> [Given exercise]
Reproduce the records below in their entirety, character for character.

> [Source data]
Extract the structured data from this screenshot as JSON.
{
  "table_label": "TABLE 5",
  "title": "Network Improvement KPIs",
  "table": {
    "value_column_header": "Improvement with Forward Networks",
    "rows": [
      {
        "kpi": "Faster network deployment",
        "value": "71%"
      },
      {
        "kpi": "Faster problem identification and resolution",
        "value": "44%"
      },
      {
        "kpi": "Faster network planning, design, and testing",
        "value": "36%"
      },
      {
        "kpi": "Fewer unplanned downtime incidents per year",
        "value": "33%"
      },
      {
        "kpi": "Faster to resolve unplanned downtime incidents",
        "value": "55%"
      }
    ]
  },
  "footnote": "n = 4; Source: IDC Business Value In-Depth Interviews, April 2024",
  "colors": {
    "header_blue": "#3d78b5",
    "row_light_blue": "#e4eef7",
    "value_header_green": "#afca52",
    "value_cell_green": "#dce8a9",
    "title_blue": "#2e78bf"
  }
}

> [Result of the task]
Extract the structured data from this screenshot as JSON.
{
  "table_label": "TABLE 5",
  "title": "Network Improvement KPIs",
  "table": {
    "value_column_header": "Improvement with Forward Networks",
    "rows": [
      {
        "kpi": "Faster network deployment",
        "value": "71%"
      },
      {
        "kpi": "Faster problem identification and resolution",
        "value": "44%"
      },
      {
        "kpi": "Faster network planning, design, and testing",
        "value": "36%"
      },
      {
        "kpi": "Fewer unplanned downtime incidents per year",
        "value": "33%"
      },
      {
        "kpi": "Faster to resolve unplanned downtime incidents",
        "value": "55%"
      }
    ]
  },
  "footnote": "n = 4; Source: IDC Business Value In-Depth Interviews, April 2024",
  "colors": {
    "header_blue": "#3d78b5",
    "row_light_blue": "#e4eef7",
    "value_header_green": "#afca52",
    "value_cell_green": "#dce8a9",
    "title_blue": "#2e78bf"
  }
}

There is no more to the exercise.